TASK STATEMENT :: Repeat each entry as written and leave the images out of the copy.

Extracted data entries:
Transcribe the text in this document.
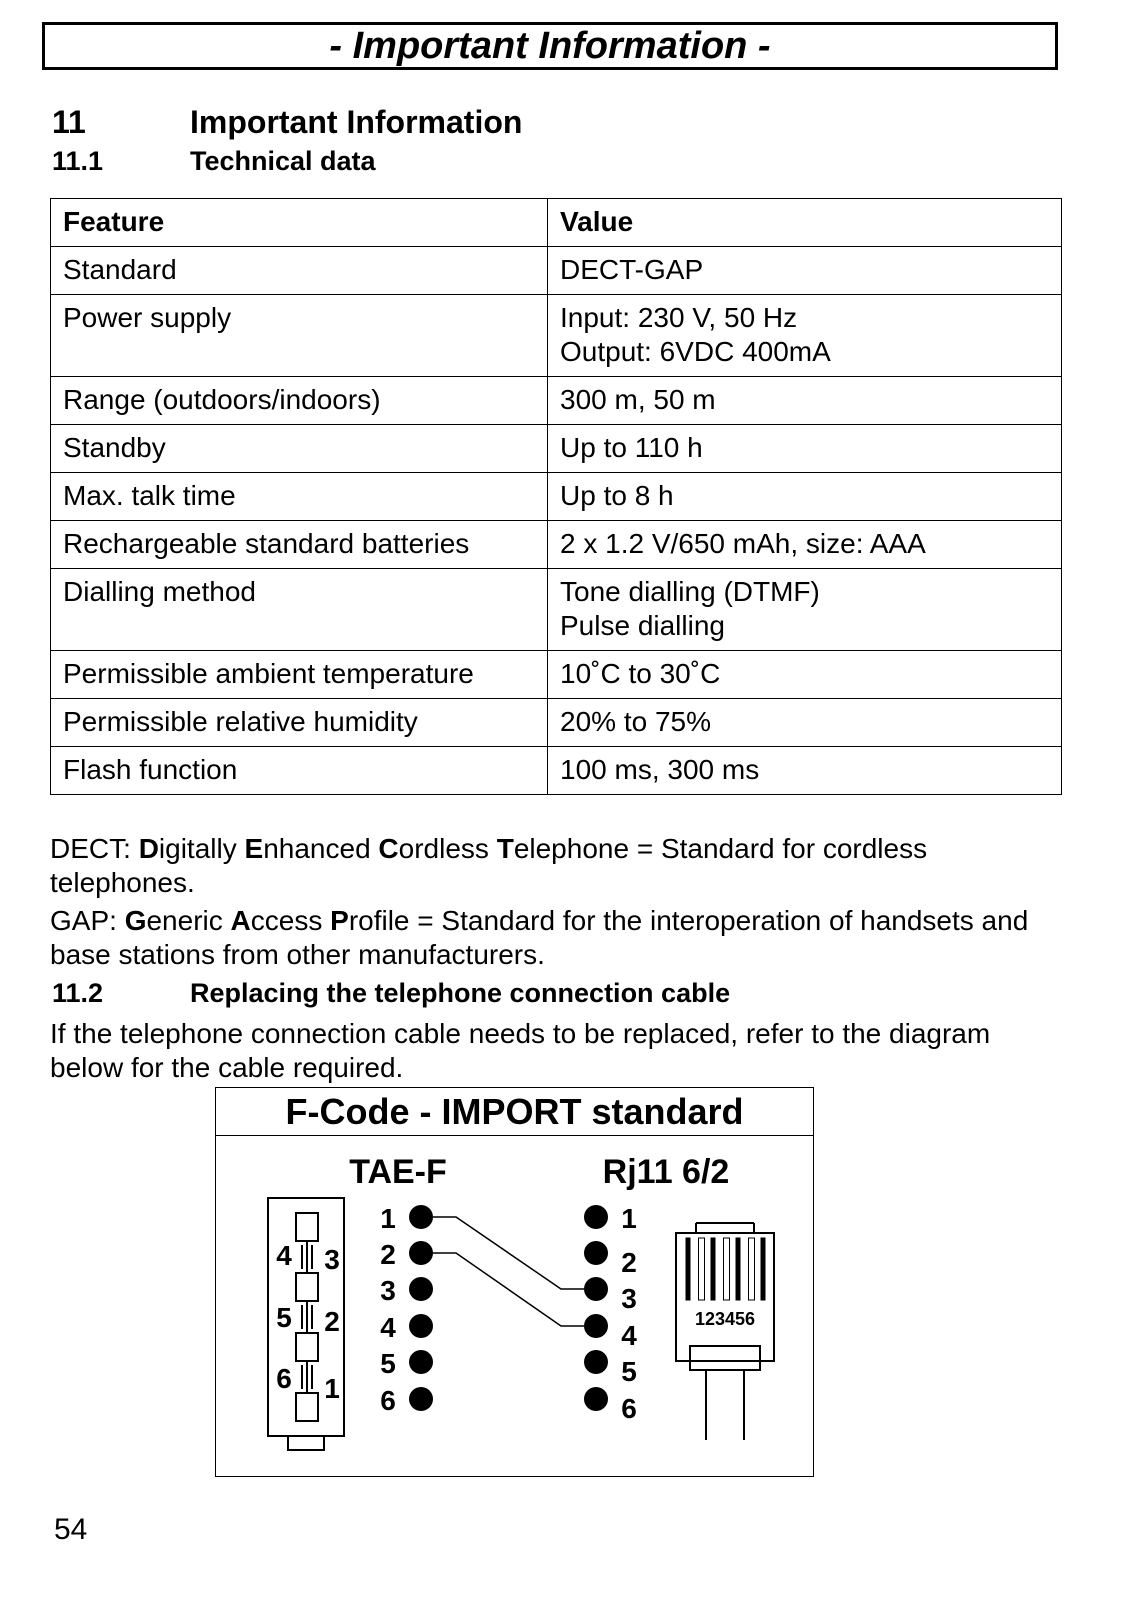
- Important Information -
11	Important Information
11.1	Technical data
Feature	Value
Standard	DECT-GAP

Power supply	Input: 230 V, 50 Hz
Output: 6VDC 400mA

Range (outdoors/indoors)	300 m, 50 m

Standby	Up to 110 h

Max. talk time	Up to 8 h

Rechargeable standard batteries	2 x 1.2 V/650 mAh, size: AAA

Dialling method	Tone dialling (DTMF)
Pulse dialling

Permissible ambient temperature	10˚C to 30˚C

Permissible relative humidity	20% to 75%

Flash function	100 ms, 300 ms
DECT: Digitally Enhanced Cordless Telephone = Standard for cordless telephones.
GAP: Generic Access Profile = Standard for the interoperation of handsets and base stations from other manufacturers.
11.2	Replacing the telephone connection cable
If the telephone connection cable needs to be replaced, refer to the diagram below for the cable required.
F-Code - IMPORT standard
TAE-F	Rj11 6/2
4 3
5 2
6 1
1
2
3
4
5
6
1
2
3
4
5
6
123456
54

RIGHT ANSWER ::
Transcribe the text in this document.
- Important Information -
11	Important Information
11.1	Technical data
Feature	Value
Standard	DECT-GAP

Power supply	Input: 230 V, 50 Hz
Output: 6VDC 400mA

Range (outdoors/indoors)	300 m, 50 m

Standby	Up to 110 h

Max. talk time	Up to 8 h

Rechargeable standard batteries	2 x 1.2 V/650 mAh, size: AAA

Dialling method	Tone dialling (DTMF)
Pulse dialling

Permissible ambient temperature	10˚C to 30˚C

Permissible relative humidity	20% to 75%

Flash function	100 ms, 300 ms
DECT: Digitally Enhanced Cordless Telephone = Standard for cordless telephones.
GAP: Generic Access Profile = Standard for the interoperation of handsets and base stations from other manufacturers.
11.2	Replacing the telephone connection cable
If the telephone connection cable needs to be replaced, refer to the diagram below for the cable required.
F-Code - IMPORT standard
TAE-F	Rj11 6/2
4 3
5 2
6 1
1
2
3
4
5
6
1
2
3
4
5
6
123456
54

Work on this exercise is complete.